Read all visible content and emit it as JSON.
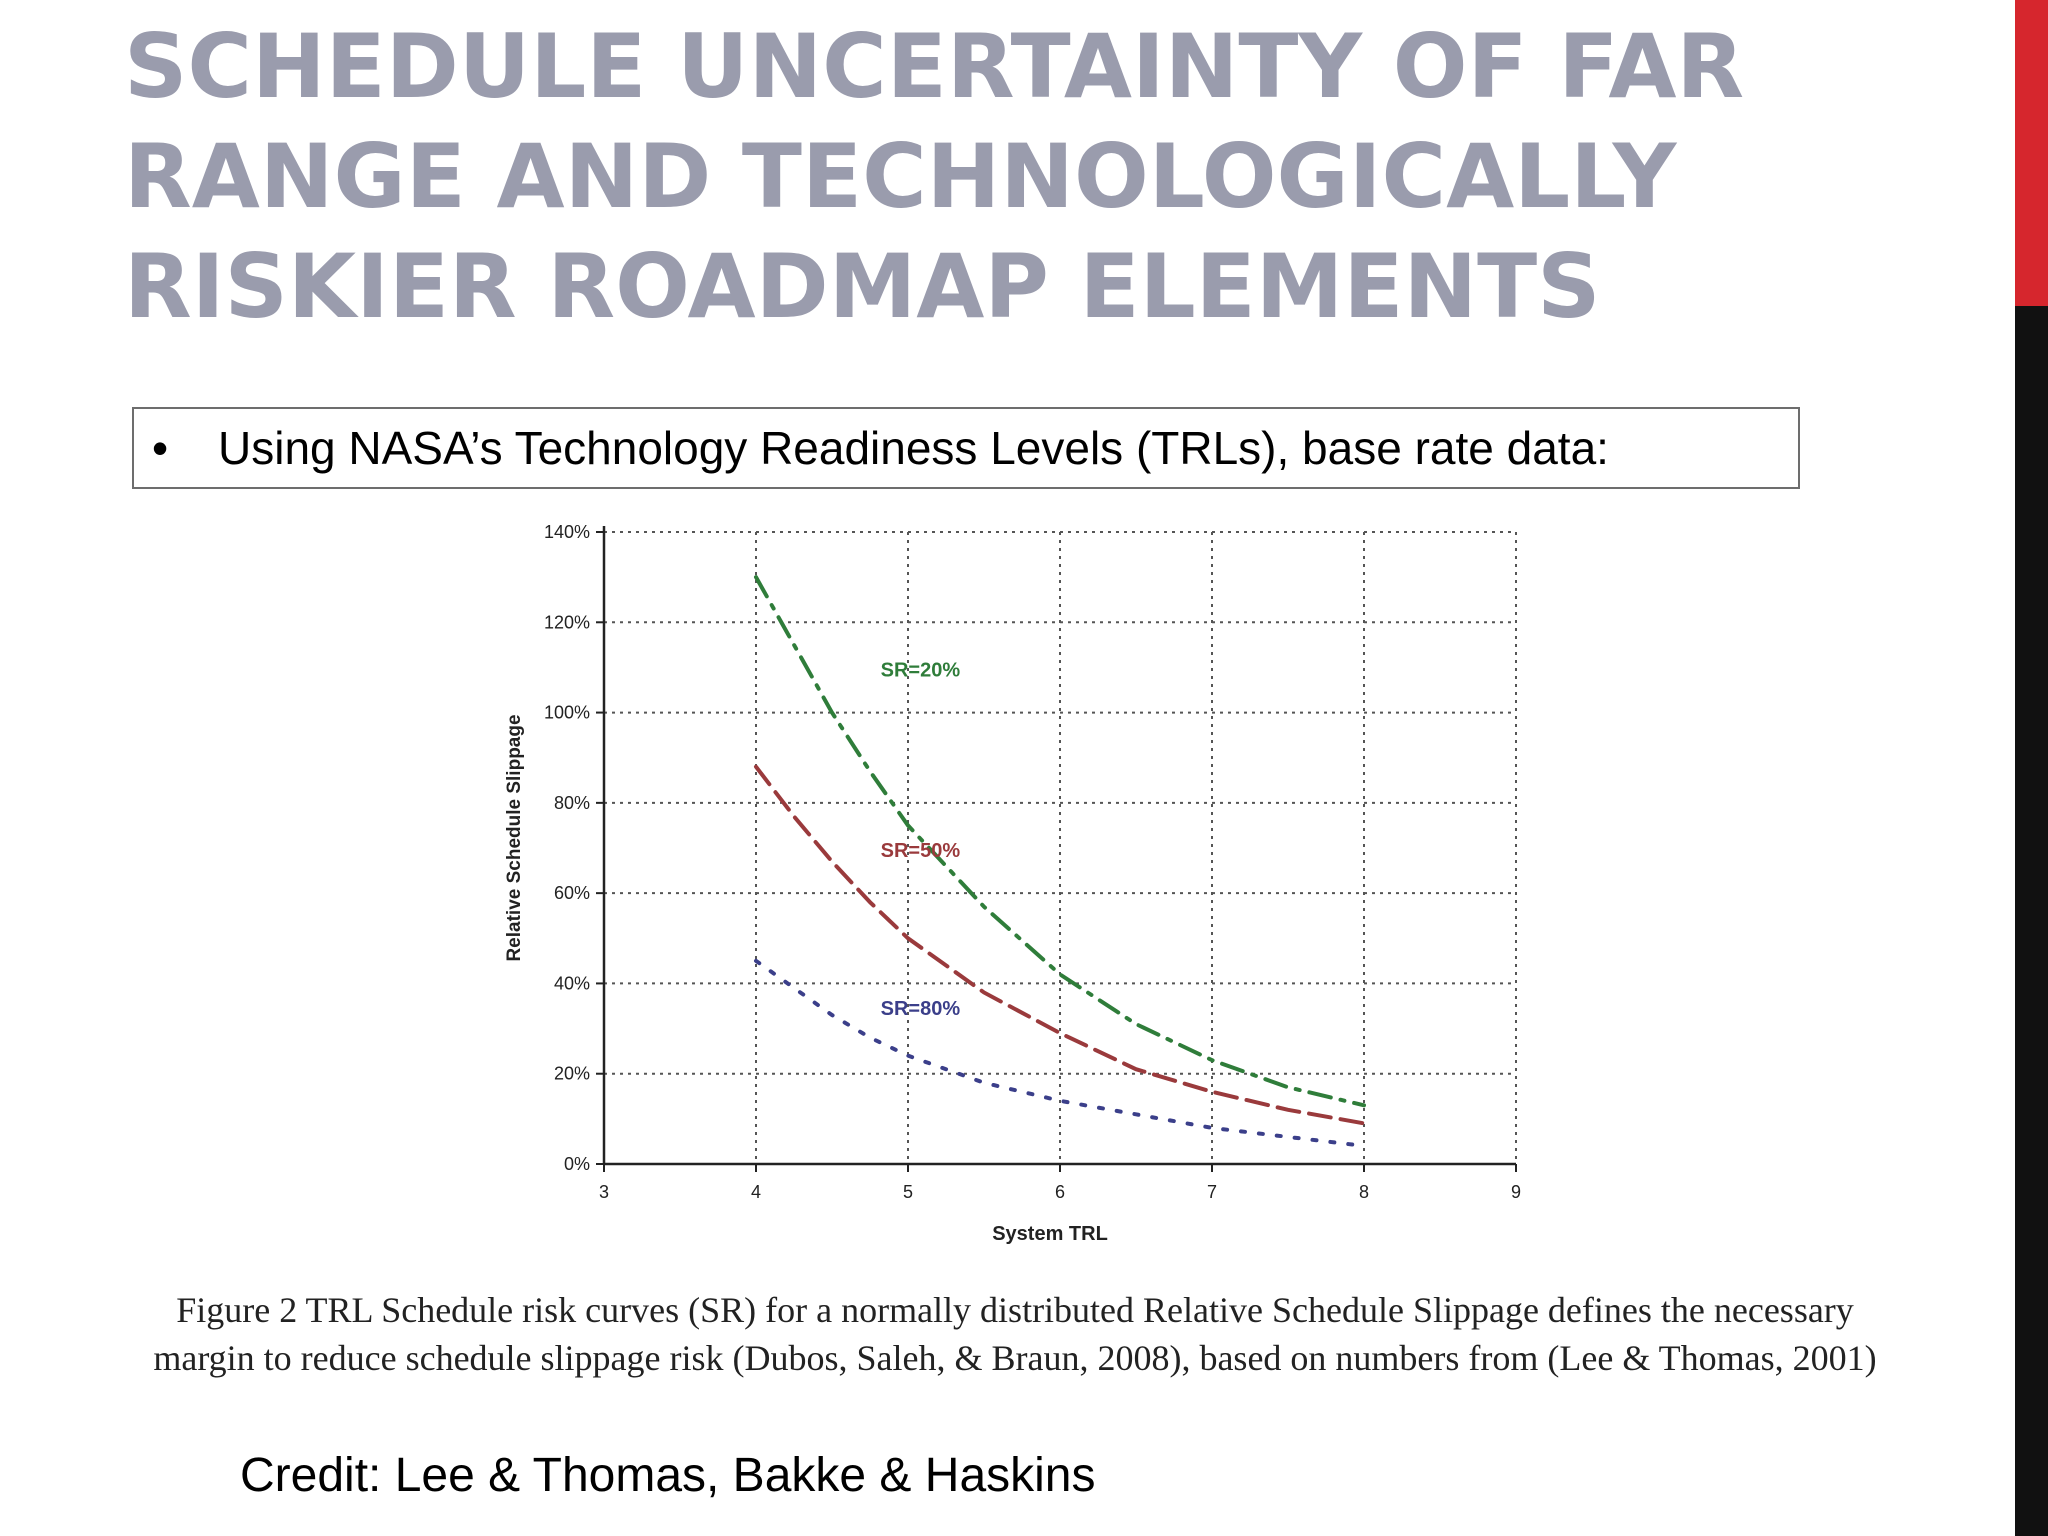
{
  "slide": {
    "title": "SCHEDULE UNCERTAINTY OF FAR RANGE AND TECHNOLOGICALLY RISKIER ROADMAP ELEMENTS",
    "bullet_marker": "•",
    "bullet_text": "Using NASA’s Technology Readiness Levels (TRLs), base rate data:",
    "caption": "Figure 2 TRL Schedule risk curves (SR) for a normally distributed Relative Schedule Slippage defines the necessary margin to reduce schedule slippage risk (Dubos, Saleh, & Braun, 2008), based on numbers from (Lee & Thomas, 2001)",
    "credit": "Credit: Lee & Thomas, Bakke & Haskins",
    "colors": {
      "title": "#9a9cad",
      "accent_red": "#d6262d",
      "accent_black": "#111111"
    }
  },
  "chart_data": {
    "type": "line",
    "xlabel": "System TRL",
    "ylabel": "Relative Schedule Slippage",
    "xlim": [
      3,
      9
    ],
    "ylim": [
      0,
      140
    ],
    "x_ticks": [
      "3",
      "4",
      "5",
      "6",
      "7",
      "8",
      "9"
    ],
    "y_ticks": [
      "0%",
      "20%",
      "40%",
      "60%",
      "80%",
      "100%",
      "120%",
      "140%"
    ],
    "grid": true,
    "series": [
      {
        "name": "SR=20%",
        "color": "#2f7d3a",
        "dash": "dash-dot",
        "x": [
          4,
          4.25,
          4.5,
          4.75,
          5,
          5.5,
          6,
          6.5,
          7,
          7.5,
          8
        ],
        "y": [
          130,
          115,
          100,
          87,
          75,
          57,
          42,
          31,
          23,
          17,
          13
        ]
      },
      {
        "name": "SR=50%",
        "color": "#9a3a3c",
        "dash": "dash",
        "x": [
          4,
          4.25,
          4.5,
          4.75,
          5,
          5.5,
          6,
          6.5,
          7,
          7.5,
          8
        ],
        "y": [
          88,
          77,
          67,
          58,
          50,
          38,
          29,
          21,
          16,
          12,
          9
        ]
      },
      {
        "name": "SR=80%",
        "color": "#3b3f8a",
        "dash": "dot",
        "x": [
          4,
          4.25,
          4.5,
          4.75,
          5,
          5.5,
          6,
          6.5,
          7,
          7.5,
          8
        ],
        "y": [
          45,
          39,
          33,
          28,
          24,
          18,
          14,
          11,
          8,
          6,
          4
        ]
      }
    ],
    "annotations": [
      {
        "text": "SR=20%",
        "x": 4.82,
        "y": 108,
        "color": "#2f7d3a"
      },
      {
        "text": "SR=50%",
        "x": 4.82,
        "y": 68,
        "color": "#9a3a3c"
      },
      {
        "text": "SR=80%",
        "x": 4.82,
        "y": 33,
        "color": "#3b3f8a"
      }
    ]
  }
}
──────────────────────────────
Repeat the material above word for word, please, apart from its images.

Read all visible content and emit it as JSON.
{
  "slide": {
    "title": "SCHEDULE UNCERTAINTY OF FAR RANGE AND TECHNOLOGICALLY RISKIER ROADMAP ELEMENTS",
    "bullet_marker": "•",
    "bullet_text": "Using NASA’s Technology Readiness Levels (TRLs), base rate data:",
    "caption": "Figure 2 TRL Schedule risk curves (SR) for a normally distributed Relative Schedule Slippage defines the necessary margin to reduce schedule slippage risk (Dubos, Saleh, & Braun, 2008), based on numbers from (Lee & Thomas, 2001)",
    "credit": "Credit: Lee & Thomas, Bakke & Haskins",
    "colors": {
      "title": "#9a9cad",
      "accent_red": "#d6262d",
      "accent_black": "#111111"
    }
  },
  "chart_data": {
    "type": "line",
    "xlabel": "System TRL",
    "ylabel": "Relative Schedule Slippage",
    "xlim": [
      3,
      9
    ],
    "ylim": [
      0,
      140
    ],
    "x_ticks": [
      "3",
      "4",
      "5",
      "6",
      "7",
      "8",
      "9"
    ],
    "y_ticks": [
      "0%",
      "20%",
      "40%",
      "60%",
      "80%",
      "100%",
      "120%",
      "140%"
    ],
    "grid": true,
    "series": [
      {
        "name": "SR=20%",
        "color": "#2f7d3a",
        "dash": "dash-dot",
        "x": [
          4,
          4.25,
          4.5,
          4.75,
          5,
          5.5,
          6,
          6.5,
          7,
          7.5,
          8
        ],
        "y": [
          130,
          115,
          100,
          87,
          75,
          57,
          42,
          31,
          23,
          17,
          13
        ]
      },
      {
        "name": "SR=50%",
        "color": "#9a3a3c",
        "dash": "dash",
        "x": [
          4,
          4.25,
          4.5,
          4.75,
          5,
          5.5,
          6,
          6.5,
          7,
          7.5,
          8
        ],
        "y": [
          88,
          77,
          67,
          58,
          50,
          38,
          29,
          21,
          16,
          12,
          9
        ]
      },
      {
        "name": "SR=80%",
        "color": "#3b3f8a",
        "dash": "dot",
        "x": [
          4,
          4.25,
          4.5,
          4.75,
          5,
          5.5,
          6,
          6.5,
          7,
          7.5,
          8
        ],
        "y": [
          45,
          39,
          33,
          28,
          24,
          18,
          14,
          11,
          8,
          6,
          4
        ]
      }
    ],
    "annotations": [
      {
        "text": "SR=20%",
        "x": 4.82,
        "y": 108,
        "color": "#2f7d3a"
      },
      {
        "text": "SR=50%",
        "x": 4.82,
        "y": 68,
        "color": "#9a3a3c"
      },
      {
        "text": "SR=80%",
        "x": 4.82,
        "y": 33,
        "color": "#3b3f8a"
      }
    ]
  }
}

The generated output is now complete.